***** Dataset content *****

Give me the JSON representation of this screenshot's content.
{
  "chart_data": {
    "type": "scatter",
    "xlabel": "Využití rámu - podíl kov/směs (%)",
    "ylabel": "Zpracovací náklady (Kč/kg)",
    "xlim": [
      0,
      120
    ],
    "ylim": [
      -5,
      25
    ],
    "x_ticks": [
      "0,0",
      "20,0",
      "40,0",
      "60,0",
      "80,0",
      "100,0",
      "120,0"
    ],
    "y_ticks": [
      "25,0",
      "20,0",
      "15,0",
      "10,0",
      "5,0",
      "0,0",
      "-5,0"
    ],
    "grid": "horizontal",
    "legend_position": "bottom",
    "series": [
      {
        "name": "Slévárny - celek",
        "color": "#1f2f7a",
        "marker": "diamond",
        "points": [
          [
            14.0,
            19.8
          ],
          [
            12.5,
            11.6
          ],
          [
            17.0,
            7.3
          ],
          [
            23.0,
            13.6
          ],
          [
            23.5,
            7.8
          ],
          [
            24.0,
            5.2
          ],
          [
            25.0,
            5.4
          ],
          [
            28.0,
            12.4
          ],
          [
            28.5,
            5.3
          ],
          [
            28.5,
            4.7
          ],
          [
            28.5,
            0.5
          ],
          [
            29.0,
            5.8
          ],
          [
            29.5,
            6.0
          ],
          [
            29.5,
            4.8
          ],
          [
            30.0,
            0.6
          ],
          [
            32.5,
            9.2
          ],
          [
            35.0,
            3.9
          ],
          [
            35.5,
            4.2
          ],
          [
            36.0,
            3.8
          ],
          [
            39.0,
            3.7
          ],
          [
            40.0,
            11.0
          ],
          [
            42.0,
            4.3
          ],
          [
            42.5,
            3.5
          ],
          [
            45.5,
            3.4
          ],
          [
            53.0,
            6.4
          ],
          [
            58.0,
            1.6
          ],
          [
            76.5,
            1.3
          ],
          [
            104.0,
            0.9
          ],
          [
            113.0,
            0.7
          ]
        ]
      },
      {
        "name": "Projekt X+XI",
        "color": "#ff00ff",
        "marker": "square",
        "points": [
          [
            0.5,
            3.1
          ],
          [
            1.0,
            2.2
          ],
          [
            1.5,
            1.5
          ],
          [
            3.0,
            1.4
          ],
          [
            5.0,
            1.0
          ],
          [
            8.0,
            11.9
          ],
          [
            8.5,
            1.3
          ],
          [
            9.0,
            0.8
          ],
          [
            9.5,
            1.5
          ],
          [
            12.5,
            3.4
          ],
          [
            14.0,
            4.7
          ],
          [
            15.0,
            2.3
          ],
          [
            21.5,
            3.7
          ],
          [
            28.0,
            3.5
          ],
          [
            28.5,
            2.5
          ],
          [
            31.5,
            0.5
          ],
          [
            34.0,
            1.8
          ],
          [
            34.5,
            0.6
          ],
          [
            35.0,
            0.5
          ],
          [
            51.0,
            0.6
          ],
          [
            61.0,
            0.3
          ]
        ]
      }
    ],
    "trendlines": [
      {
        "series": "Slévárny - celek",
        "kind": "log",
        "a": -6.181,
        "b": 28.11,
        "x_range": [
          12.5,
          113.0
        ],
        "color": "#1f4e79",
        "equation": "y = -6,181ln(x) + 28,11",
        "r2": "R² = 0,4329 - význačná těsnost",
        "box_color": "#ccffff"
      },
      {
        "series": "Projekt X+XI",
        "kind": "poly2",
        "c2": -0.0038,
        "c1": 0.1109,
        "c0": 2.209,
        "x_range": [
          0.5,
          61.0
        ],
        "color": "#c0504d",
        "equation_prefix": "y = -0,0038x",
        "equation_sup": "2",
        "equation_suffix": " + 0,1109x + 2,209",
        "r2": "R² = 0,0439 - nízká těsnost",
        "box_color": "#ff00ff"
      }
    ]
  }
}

*****

*Task statement*. Gather from the records above every line containing the string "Slévárny".

*Task solution*.
        "name": "Slévárny - celek",
        "series": "Slévárny - celek",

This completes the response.